**Exercise**
Return all lines that include the string "Utilization".

**Given entries**
>>>>>

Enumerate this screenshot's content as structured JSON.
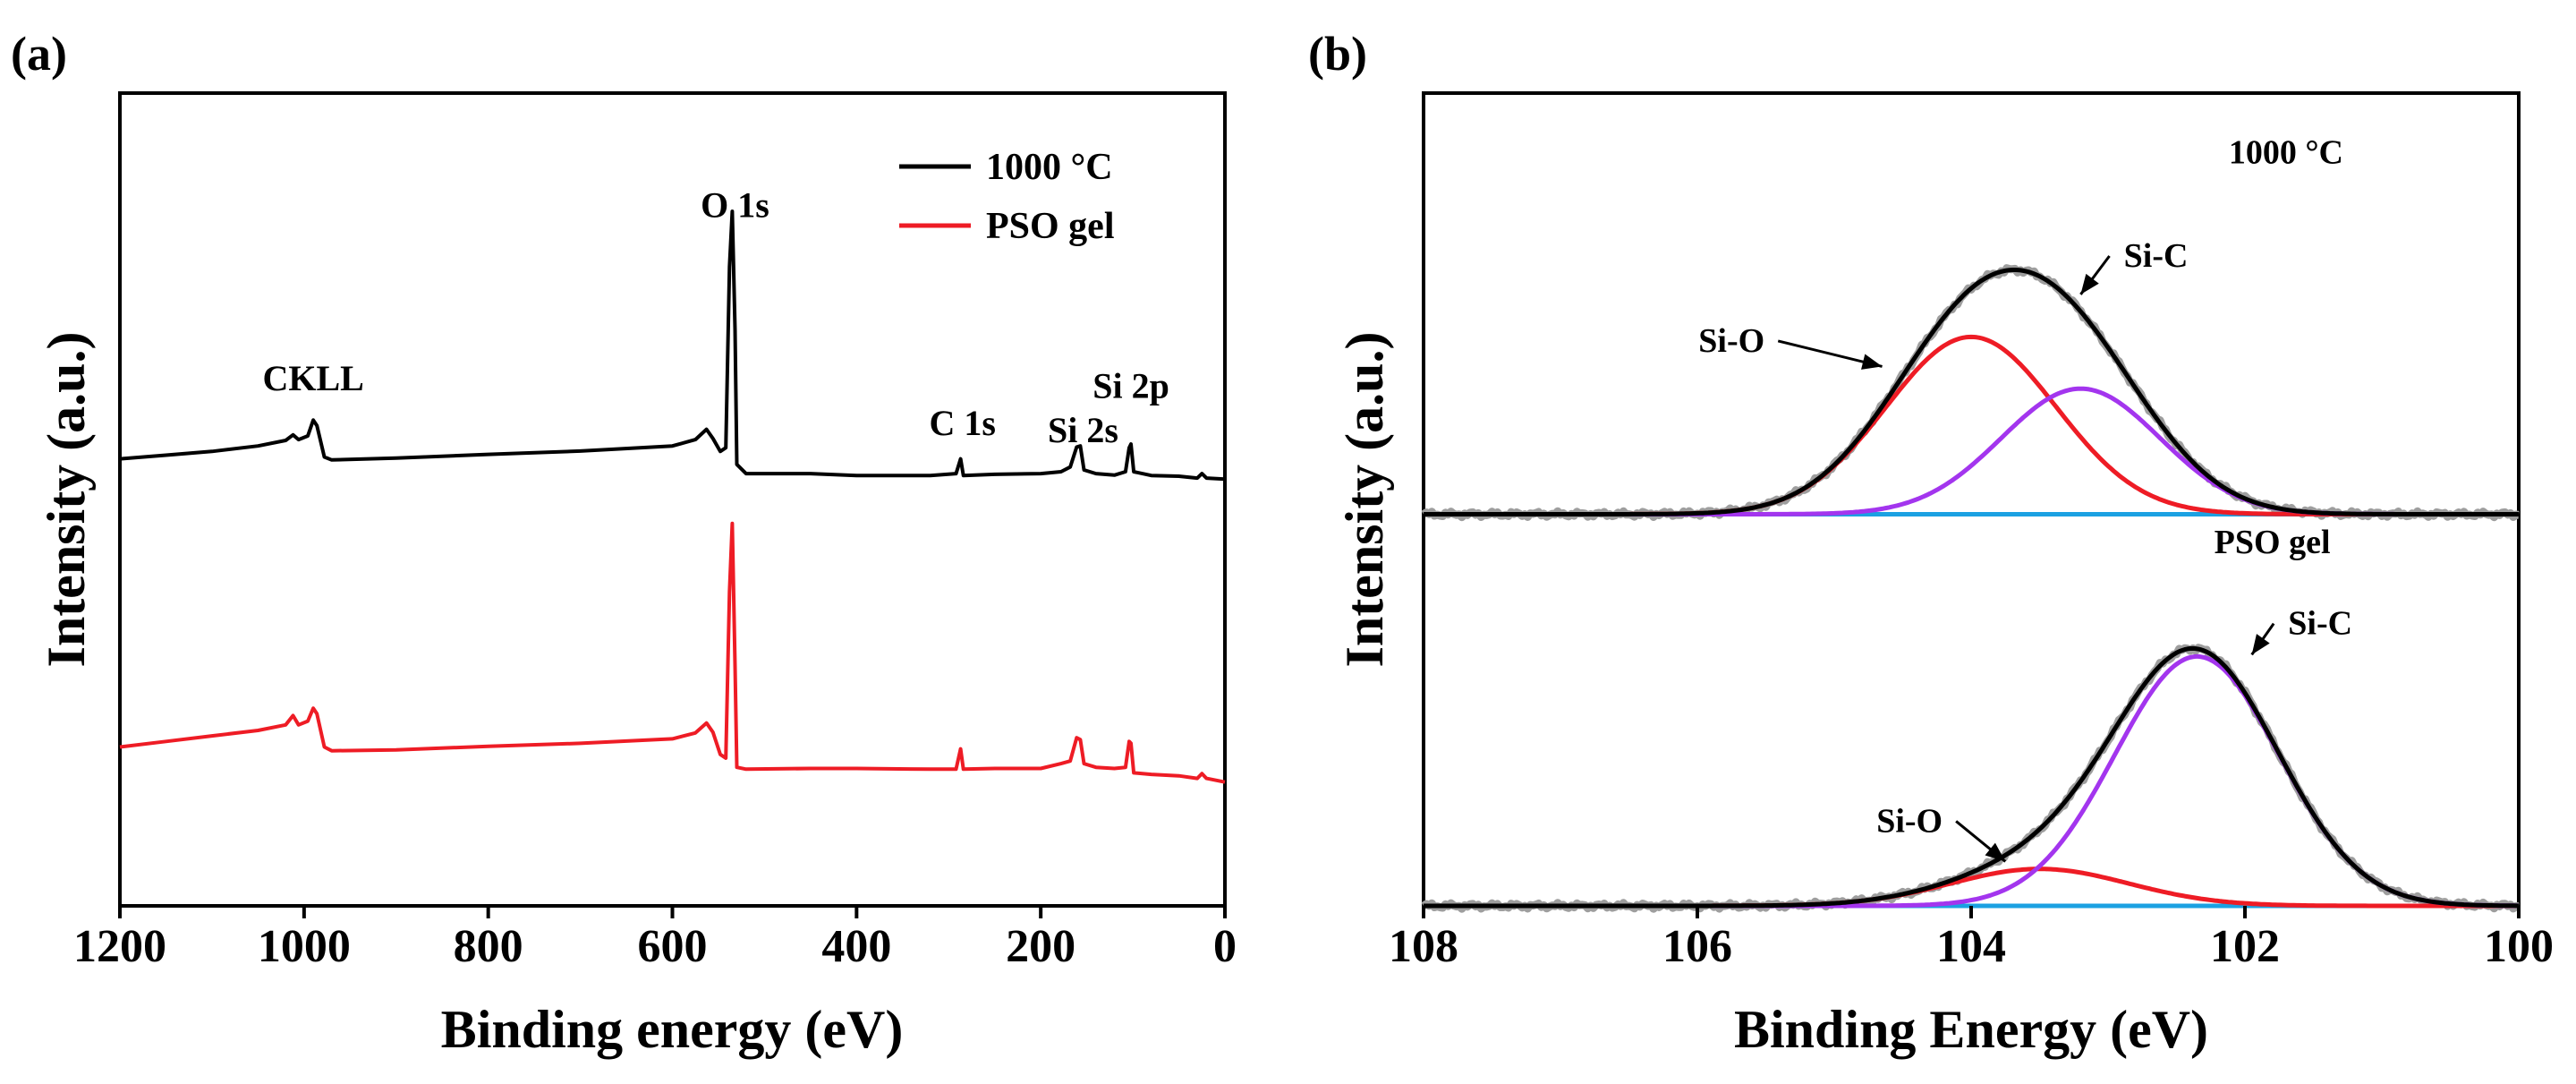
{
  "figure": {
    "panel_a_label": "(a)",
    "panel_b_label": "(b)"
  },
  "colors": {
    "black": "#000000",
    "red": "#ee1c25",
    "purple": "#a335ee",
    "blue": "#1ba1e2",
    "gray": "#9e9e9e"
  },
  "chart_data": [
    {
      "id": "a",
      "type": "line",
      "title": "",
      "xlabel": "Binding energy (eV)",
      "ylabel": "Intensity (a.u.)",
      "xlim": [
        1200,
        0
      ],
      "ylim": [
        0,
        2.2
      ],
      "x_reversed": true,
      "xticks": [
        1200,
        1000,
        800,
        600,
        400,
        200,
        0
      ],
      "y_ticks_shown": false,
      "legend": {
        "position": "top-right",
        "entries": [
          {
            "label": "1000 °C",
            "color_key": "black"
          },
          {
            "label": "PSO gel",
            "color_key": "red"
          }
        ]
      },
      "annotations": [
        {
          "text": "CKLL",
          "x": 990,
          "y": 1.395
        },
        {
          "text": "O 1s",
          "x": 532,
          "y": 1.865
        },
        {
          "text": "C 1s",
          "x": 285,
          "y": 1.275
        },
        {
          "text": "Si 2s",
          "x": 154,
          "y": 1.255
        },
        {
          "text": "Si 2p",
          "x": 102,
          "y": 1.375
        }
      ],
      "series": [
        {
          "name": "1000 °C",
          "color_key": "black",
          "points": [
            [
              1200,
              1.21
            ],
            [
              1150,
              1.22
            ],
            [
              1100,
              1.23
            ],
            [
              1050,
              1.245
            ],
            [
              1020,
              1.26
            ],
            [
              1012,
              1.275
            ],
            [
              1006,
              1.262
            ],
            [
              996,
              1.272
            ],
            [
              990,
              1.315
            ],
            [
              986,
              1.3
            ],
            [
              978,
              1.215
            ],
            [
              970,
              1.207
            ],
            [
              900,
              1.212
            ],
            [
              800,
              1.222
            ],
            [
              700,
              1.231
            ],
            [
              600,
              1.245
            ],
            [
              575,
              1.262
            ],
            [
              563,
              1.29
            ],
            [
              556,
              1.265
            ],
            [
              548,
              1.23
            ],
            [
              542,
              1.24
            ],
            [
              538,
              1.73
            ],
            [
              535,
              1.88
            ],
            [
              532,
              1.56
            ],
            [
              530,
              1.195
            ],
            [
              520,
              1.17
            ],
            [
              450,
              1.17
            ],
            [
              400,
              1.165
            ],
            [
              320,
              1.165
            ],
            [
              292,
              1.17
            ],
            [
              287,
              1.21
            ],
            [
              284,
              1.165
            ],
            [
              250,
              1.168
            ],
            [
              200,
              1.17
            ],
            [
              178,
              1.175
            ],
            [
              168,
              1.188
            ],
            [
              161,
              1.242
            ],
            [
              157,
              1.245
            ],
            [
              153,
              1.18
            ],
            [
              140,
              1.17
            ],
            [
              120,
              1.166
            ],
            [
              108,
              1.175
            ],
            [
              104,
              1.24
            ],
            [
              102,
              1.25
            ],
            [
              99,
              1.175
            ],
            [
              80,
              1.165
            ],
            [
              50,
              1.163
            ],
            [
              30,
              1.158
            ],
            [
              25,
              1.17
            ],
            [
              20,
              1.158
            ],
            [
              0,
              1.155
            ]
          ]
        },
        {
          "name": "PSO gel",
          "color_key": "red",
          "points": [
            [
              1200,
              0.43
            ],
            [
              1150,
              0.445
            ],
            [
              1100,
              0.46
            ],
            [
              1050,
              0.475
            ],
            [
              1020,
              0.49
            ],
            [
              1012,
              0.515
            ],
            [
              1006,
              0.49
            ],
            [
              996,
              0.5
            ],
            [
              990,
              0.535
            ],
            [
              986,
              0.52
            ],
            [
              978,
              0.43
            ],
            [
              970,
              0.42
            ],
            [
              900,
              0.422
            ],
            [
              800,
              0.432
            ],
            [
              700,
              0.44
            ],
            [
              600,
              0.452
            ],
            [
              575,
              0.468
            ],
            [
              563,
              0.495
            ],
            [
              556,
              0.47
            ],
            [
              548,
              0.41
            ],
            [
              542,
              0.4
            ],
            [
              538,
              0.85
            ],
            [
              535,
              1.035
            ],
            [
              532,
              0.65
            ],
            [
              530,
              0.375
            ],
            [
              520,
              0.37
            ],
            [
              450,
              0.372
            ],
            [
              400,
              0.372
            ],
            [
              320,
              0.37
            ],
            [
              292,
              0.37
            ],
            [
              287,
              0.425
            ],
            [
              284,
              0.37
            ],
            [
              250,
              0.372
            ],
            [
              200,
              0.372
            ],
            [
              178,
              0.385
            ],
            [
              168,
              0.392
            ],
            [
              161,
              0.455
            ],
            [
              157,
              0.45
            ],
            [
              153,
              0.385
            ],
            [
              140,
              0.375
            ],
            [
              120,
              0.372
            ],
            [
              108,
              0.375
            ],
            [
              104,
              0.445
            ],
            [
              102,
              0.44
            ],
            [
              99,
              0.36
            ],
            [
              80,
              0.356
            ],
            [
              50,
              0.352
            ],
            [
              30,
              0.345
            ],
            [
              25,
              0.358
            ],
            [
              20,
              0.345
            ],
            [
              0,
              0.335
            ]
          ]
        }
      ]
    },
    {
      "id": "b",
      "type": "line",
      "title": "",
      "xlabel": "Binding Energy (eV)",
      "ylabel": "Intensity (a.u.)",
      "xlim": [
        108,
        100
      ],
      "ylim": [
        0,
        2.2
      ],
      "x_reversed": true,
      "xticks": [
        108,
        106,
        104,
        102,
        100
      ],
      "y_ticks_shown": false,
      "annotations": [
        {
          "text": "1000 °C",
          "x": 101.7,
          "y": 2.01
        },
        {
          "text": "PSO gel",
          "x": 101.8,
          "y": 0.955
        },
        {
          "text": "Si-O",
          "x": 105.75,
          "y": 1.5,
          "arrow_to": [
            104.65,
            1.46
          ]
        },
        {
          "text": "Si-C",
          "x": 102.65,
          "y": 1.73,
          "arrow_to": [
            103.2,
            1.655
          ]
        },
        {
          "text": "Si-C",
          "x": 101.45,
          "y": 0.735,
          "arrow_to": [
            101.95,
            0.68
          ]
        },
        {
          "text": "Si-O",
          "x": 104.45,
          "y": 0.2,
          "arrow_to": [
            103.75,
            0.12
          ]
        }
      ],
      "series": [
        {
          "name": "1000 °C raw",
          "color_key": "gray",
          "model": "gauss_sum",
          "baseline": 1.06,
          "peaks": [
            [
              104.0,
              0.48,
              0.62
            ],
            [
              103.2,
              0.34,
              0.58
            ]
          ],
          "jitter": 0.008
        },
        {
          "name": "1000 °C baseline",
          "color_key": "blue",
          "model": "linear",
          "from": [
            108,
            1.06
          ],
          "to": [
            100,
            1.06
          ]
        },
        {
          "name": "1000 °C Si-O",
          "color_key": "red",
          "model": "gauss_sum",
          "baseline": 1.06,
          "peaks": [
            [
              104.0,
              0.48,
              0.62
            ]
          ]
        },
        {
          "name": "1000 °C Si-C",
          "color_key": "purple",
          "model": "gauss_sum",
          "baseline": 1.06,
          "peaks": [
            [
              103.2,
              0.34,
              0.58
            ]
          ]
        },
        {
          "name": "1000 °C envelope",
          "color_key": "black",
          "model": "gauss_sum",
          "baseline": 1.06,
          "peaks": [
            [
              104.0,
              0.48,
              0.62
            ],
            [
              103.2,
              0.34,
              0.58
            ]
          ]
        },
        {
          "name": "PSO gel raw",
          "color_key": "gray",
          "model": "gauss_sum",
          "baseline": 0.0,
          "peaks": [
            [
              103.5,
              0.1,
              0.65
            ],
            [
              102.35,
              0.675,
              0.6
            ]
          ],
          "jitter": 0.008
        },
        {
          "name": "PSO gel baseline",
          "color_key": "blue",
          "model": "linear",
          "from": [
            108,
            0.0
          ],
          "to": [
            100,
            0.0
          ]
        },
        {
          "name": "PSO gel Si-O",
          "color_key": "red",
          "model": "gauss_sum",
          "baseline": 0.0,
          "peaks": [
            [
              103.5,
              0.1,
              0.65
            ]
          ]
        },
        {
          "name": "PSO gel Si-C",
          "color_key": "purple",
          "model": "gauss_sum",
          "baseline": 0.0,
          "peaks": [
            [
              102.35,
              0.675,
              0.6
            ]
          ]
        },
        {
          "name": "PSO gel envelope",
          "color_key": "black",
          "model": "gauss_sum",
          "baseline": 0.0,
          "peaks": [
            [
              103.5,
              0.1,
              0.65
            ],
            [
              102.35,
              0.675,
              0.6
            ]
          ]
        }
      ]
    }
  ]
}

<<<<<
>>>>>

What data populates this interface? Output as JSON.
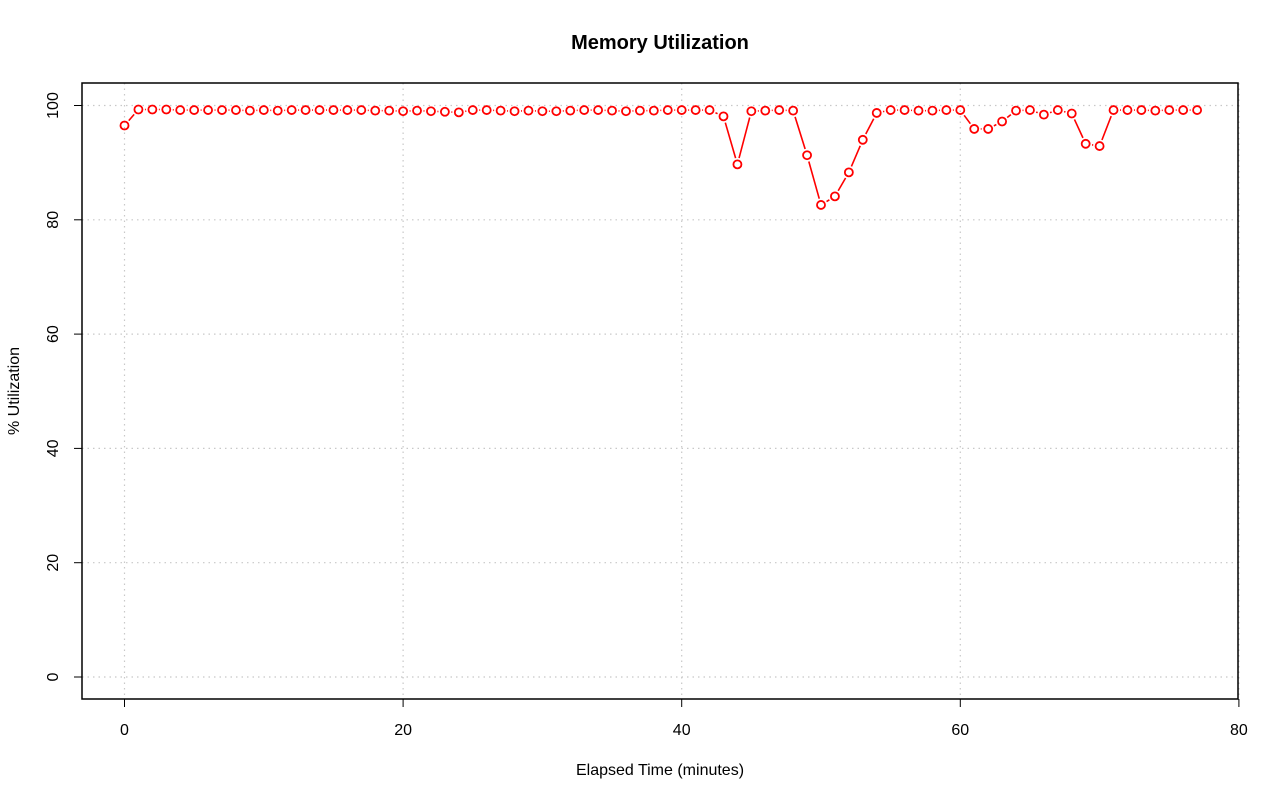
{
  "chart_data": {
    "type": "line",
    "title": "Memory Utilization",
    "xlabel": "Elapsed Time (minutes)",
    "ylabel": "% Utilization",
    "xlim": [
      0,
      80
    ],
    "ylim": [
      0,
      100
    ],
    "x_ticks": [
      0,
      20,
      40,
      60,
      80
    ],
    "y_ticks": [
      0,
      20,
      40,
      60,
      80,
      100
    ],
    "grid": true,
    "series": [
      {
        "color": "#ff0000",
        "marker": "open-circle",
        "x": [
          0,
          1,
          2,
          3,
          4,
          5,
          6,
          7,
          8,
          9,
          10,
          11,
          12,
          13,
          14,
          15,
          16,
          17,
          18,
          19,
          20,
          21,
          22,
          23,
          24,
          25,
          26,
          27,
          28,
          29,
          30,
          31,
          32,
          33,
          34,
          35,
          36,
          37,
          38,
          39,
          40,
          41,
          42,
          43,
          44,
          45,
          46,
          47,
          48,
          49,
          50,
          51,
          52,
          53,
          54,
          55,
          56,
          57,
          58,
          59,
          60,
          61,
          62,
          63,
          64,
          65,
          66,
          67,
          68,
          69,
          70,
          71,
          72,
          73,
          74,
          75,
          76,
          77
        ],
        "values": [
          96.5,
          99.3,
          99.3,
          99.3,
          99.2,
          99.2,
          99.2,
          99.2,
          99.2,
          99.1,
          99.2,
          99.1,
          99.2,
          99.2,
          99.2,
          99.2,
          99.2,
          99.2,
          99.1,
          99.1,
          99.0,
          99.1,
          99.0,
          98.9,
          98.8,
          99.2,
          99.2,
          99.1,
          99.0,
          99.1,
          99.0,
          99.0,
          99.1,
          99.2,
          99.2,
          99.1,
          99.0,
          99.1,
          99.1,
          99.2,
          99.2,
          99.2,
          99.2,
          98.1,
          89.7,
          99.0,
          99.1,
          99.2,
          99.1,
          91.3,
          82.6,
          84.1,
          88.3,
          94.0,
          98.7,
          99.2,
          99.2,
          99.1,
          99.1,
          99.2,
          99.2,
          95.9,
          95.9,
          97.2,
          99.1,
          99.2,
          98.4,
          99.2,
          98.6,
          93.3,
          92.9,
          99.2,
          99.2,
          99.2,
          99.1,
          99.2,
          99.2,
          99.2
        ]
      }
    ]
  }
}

<<<<<

**Result of the task**
    "title": "Memory Utilization",
    "ylabel": "% Utilization",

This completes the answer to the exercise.